§ **EXERCISE**:
Retype every entry below exactly as it stands.

§ **AVAILABLE RECORDS**:
^^^^

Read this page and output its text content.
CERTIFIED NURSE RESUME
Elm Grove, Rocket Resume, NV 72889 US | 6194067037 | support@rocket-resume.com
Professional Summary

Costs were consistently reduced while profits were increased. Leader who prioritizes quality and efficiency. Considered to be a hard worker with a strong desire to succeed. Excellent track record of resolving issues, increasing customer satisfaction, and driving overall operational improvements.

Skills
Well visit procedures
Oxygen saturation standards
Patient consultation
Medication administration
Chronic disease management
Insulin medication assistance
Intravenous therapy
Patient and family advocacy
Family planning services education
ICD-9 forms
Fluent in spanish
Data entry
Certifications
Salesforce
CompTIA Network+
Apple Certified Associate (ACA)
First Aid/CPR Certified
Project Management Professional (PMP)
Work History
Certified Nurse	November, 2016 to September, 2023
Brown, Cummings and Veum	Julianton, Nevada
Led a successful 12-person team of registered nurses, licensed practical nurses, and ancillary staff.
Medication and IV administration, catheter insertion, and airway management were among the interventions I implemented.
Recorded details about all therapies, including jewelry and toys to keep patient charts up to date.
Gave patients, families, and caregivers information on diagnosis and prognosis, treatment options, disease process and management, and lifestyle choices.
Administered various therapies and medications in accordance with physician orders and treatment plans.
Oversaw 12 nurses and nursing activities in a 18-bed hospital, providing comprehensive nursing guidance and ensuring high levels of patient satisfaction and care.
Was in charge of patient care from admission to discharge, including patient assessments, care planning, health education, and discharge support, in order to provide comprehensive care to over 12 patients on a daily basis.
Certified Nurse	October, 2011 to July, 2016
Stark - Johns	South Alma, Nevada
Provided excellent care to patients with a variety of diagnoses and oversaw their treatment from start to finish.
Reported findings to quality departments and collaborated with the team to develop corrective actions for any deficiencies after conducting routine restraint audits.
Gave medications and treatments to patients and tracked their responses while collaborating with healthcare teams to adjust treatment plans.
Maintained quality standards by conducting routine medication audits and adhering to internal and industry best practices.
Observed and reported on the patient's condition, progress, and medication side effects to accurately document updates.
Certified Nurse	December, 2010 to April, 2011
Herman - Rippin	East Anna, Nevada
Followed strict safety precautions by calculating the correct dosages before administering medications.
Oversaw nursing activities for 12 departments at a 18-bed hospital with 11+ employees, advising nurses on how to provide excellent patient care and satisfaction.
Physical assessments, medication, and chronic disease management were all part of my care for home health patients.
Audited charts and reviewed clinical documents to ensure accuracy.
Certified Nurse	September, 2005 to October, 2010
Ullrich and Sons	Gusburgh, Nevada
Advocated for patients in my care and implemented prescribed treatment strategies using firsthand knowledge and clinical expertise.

^^^^

§ **EXERCISE OUTPUT**:
Read this page and output its text content.
CERTIFIED NURSE RESUME
Elm Grove, Rocket Resume, NV 72889 US | 6194067037 | support@rocket-resume.com
Professional Summary

Costs were consistently reduced while profits were increased. Leader who prioritizes quality and efficiency. Considered to be a hard worker with a strong desire to succeed. Excellent track record of resolving issues, increasing customer satisfaction, and driving overall operational improvements.

Skills
Well visit procedures
Oxygen saturation standards
Patient consultation
Medication administration
Chronic disease management
Insulin medication assistance
Intravenous therapy
Patient and family advocacy
Family planning services education
ICD-9 forms
Fluent in spanish
Data entry
Certifications
Salesforce
CompTIA Network+
Apple Certified Associate (ACA)
First Aid/CPR Certified
Project Management Professional (PMP)
Work History
Certified Nurse	November, 2016 to September, 2023
Brown, Cummings and Veum	Julianton, Nevada
Led a successful 12-person team of registered nurses, licensed practical nurses, and ancillary staff.
Medication and IV administration, catheter insertion, and airway management were among the interventions I implemented.
Recorded details about all therapies, including jewelry and toys to keep patient charts up to date.
Gave patients, families, and caregivers information on diagnosis and prognosis, treatment options, disease process and management, and lifestyle choices.
Administered various therapies and medications in accordance with physician orders and treatment plans.
Oversaw 12 nurses and nursing activities in a 18-bed hospital, providing comprehensive nursing guidance and ensuring high levels of patient satisfaction and care.
Was in charge of patient care from admission to discharge, including patient assessments, care planning, health education, and discharge support, in order to provide comprehensive care to over 12 patients on a daily basis.
Certified Nurse	October, 2011 to July, 2016
Stark - Johns	South Alma, Nevada
Provided excellent care to patients with a variety of diagnoses and oversaw their treatment from start to finish.
Reported findings to quality departments and collaborated with the team to develop corrective actions for any deficiencies after conducting routine restraint audits.
Gave medications and treatments to patients and tracked their responses while collaborating with healthcare teams to adjust treatment plans.
Maintained quality standards by conducting routine medication audits and adhering to internal and industry best practices.
Observed and reported on the patient's condition, progress, and medication side effects to accurately document updates.
Certified Nurse	December, 2010 to April, 2011
Herman - Rippin	East Anna, Nevada
Followed strict safety precautions by calculating the correct dosages before administering medications.
Oversaw nursing activities for 12 departments at a 18-bed hospital with 11+ employees, advising nurses on how to provide excellent patient care and satisfaction.
Physical assessments, medication, and chronic disease management were all part of my care for home health patients.
Audited charts and reviewed clinical documents to ensure accuracy.
Certified Nurse	September, 2005 to October, 2010
Ullrich and Sons	Gusburgh, Nevada
Advocated for patients in my care and implemented prescribed treatment strategies using firsthand knowledge and clinical expertise.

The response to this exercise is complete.